Work to do:
Below is a block of data; give all of it again word for word.

Input:
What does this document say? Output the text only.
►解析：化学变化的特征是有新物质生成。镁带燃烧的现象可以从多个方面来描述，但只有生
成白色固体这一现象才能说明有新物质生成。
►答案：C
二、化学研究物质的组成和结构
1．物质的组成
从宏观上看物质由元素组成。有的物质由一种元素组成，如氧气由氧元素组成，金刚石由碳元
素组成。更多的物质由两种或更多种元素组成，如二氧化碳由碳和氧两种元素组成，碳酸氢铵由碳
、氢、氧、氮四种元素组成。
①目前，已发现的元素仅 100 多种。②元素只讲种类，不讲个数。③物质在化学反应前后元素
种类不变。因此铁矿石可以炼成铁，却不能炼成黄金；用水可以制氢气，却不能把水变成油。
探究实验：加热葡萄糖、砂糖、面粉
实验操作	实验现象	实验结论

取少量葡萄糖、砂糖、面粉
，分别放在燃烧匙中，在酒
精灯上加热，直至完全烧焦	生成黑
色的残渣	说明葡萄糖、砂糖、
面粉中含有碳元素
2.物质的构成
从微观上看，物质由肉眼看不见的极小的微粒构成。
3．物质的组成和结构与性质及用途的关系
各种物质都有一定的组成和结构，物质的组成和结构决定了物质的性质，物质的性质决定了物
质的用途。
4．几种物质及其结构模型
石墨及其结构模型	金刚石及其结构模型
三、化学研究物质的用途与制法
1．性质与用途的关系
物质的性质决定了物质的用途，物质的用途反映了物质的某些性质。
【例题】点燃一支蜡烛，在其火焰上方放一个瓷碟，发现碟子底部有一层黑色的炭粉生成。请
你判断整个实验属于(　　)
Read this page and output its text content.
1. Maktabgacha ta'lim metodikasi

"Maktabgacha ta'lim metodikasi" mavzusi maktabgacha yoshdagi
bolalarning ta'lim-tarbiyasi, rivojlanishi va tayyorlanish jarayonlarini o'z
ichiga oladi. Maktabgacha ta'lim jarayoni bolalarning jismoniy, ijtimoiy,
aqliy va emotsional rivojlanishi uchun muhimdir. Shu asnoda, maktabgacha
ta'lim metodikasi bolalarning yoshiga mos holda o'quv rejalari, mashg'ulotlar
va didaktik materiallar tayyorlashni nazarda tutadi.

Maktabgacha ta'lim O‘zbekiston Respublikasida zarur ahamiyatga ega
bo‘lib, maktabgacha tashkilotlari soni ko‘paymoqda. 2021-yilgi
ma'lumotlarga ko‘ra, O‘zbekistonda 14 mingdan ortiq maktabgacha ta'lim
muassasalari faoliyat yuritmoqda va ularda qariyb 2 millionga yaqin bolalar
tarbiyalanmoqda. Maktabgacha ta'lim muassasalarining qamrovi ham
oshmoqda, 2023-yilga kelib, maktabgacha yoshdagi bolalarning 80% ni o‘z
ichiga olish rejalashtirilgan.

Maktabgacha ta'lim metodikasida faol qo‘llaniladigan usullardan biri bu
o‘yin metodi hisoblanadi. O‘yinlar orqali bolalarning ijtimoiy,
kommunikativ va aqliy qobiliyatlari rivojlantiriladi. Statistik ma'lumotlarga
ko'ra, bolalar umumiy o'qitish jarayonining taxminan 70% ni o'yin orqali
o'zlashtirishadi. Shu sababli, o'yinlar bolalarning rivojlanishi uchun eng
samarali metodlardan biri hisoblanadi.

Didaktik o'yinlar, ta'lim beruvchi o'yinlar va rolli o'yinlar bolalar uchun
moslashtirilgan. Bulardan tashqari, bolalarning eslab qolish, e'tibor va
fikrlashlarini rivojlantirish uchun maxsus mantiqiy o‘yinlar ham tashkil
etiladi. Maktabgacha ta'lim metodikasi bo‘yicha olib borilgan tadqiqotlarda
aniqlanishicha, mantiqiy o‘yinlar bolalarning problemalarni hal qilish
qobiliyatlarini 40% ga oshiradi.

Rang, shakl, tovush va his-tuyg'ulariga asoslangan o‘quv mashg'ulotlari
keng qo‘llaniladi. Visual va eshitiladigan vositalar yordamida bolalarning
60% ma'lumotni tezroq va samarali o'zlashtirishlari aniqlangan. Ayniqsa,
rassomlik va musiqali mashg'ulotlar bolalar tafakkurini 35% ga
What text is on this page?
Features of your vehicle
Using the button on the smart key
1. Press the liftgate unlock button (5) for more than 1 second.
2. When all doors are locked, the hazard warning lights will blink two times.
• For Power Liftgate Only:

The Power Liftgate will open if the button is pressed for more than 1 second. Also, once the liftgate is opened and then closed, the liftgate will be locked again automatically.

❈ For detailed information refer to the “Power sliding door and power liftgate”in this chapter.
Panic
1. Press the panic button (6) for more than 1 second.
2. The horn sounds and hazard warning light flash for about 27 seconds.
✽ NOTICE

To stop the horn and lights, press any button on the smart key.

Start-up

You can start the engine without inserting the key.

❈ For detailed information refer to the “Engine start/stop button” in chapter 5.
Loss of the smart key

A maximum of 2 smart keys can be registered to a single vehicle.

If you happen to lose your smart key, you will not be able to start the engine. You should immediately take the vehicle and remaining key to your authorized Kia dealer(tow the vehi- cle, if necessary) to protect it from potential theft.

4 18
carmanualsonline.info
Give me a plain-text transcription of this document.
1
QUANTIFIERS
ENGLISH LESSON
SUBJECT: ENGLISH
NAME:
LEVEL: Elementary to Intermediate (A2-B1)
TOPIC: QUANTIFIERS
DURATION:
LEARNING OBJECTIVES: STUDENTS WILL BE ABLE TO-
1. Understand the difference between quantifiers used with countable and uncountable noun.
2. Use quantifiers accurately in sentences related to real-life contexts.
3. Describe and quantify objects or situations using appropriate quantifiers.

Reply:
What does this document say? Output the text only.
►解析：化学变化的特征是有新物质生成。镁带燃烧的现象可以从多个方面来描述，但只有生
成白色固体这一现象才能说明有新物质生成。
►答案：C
二、化学研究物质的组成和结构
1．物质的组成
从宏观上看物质由元素组成。有的物质由一种元素组成，如氧气由氧元素组成，金刚石由碳元
素组成。更多的物质由两种或更多种元素组成，如二氧化碳由碳和氧两种元素组成，碳酸氢铵由碳
、氢、氧、氮四种元素组成。
①目前，已发现的元素仅 100 多种。②元素只讲种类，不讲个数。③物质在化学反应前后元素
种类不变。因此铁矿石可以炼成铁，却不能炼成黄金；用水可以制氢气，却不能把水变成油。
探究实验：加热葡萄糖、砂糖、面粉
实验操作	实验现象	实验结论

取少量葡萄糖、砂糖、面粉
，分别放在燃烧匙中，在酒
精灯上加热，直至完全烧焦	生成黑
色的残渣	说明葡萄糖、砂糖、
面粉中含有碳元素
2.物质的构成
从微观上看，物质由肉眼看不见的极小的微粒构成。
3．物质的组成和结构与性质及用途的关系
各种物质都有一定的组成和结构，物质的组成和结构决定了物质的性质，物质的性质决定了物
质的用途。
4．几种物质及其结构模型
石墨及其结构模型	金刚石及其结构模型
三、化学研究物质的用途与制法
1．性质与用途的关系
物质的性质决定了物质的用途，物质的用途反映了物质的某些性质。
【例题】点燃一支蜡烛，在其火焰上方放一个瓷碟，发现碟子底部有一层黑色的炭粉生成。请
你判断整个实验属于(　　)
Read this page and output its text content.
1. Maktabgacha ta'lim metodikasi

"Maktabgacha ta'lim metodikasi" mavzusi maktabgacha yoshdagi
bolalarning ta'lim-tarbiyasi, rivojlanishi va tayyorlanish jarayonlarini o'z
ichiga oladi. Maktabgacha ta'lim jarayoni bolalarning jismoniy, ijtimoiy,
aqliy va emotsional rivojlanishi uchun muhimdir. Shu asnoda, maktabgacha
ta'lim metodikasi bolalarning yoshiga mos holda o'quv rejalari, mashg'ulotlar
va didaktik materiallar tayyorlashni nazarda tutadi.

Maktabgacha ta'lim O‘zbekiston Respublikasida zarur ahamiyatga ega
bo‘lib, maktabgacha tashkilotlari soni ko‘paymoqda. 2021-yilgi
ma'lumotlarga ko‘ra, O‘zbekistonda 14 mingdan ortiq maktabgacha ta'lim
muassasalari faoliyat yuritmoqda va ularda qariyb 2 millionga yaqin bolalar
tarbiyalanmoqda. Maktabgacha ta'lim muassasalarining qamrovi ham
oshmoqda, 2023-yilga kelib, maktabgacha yoshdagi bolalarning 80% ni o‘z
ichiga olish rejalashtirilgan.

Maktabgacha ta'lim metodikasida faol qo‘llaniladigan usullardan biri bu
o‘yin metodi hisoblanadi. O‘yinlar orqali bolalarning ijtimoiy,
kommunikativ va aqliy qobiliyatlari rivojlantiriladi. Statistik ma'lumotlarga
ko'ra, bolalar umumiy o'qitish jarayonining taxminan 70% ni o'yin orqali
o'zlashtirishadi. Shu sababli, o'yinlar bolalarning rivojlanishi uchun eng
samarali metodlardan biri hisoblanadi.

Didaktik o'yinlar, ta'lim beruvchi o'yinlar va rolli o'yinlar bolalar uchun
moslashtirilgan. Bulardan tashqari, bolalarning eslab qolish, e'tibor va
fikrlashlarini rivojlantirish uchun maxsus mantiqiy o‘yinlar ham tashkil
etiladi. Maktabgacha ta'lim metodikasi bo‘yicha olib borilgan tadqiqotlarda
aniqlanishicha, mantiqiy o‘yinlar bolalarning problemalarni hal qilish
qobiliyatlarini 40% ga oshiradi.

Rang, shakl, tovush va his-tuyg'ulariga asoslangan o‘quv mashg'ulotlari
keng qo‘llaniladi. Visual va eshitiladigan vositalar yordamida bolalarning
60% ma'lumotni tezroq va samarali o'zlashtirishlari aniqlangan. Ayniqsa,
rassomlik va musiqali mashg'ulotlar bolalar tafakkurini 35% ga
What text is on this page?
Features of your vehicle
Using the button on the smart key
1. Press the liftgate unlock button (5) for more than 1 second.
2. When all doors are locked, the hazard warning lights will blink two times.
• For Power Liftgate Only:

The Power Liftgate will open if the button is pressed for more than 1 second. Also, once the liftgate is opened and then closed, the liftgate will be locked again automatically.

❈ For detailed information refer to the “Power sliding door and power liftgate”in this chapter.
Panic
1. Press the panic button (6) for more than 1 second.
2. The horn sounds and hazard warning light flash for about 27 seconds.
✽ NOTICE

To stop the horn and lights, press any button on the smart key.

Start-up

You can start the engine without inserting the key.

❈ For detailed information refer to the “Engine start/stop button” in chapter 5.
Loss of the smart key

A maximum of 2 smart keys can be registered to a single vehicle.

If you happen to lose your smart key, you will not be able to start the engine. You should immediately take the vehicle and remaining key to your authorized Kia dealer(tow the vehi- cle, if necessary) to protect it from potential theft.

4 18
carmanualsonline.info
Give me a plain-text transcription of this document.
1
QUANTIFIERS
ENGLISH LESSON
SUBJECT: ENGLISH
NAME:
LEVEL: Elementary to Intermediate (A2-B1)
TOPIC: QUANTIFIERS
DURATION:
LEARNING OBJECTIVES: STUDENTS WILL BE ABLE TO-
1. Understand the difference between quantifiers used with countable and uncountable noun.
2. Use quantifiers accurately in sentences related to real-life contexts.
3. Describe and quantify objects or situations using appropriate quantifiers.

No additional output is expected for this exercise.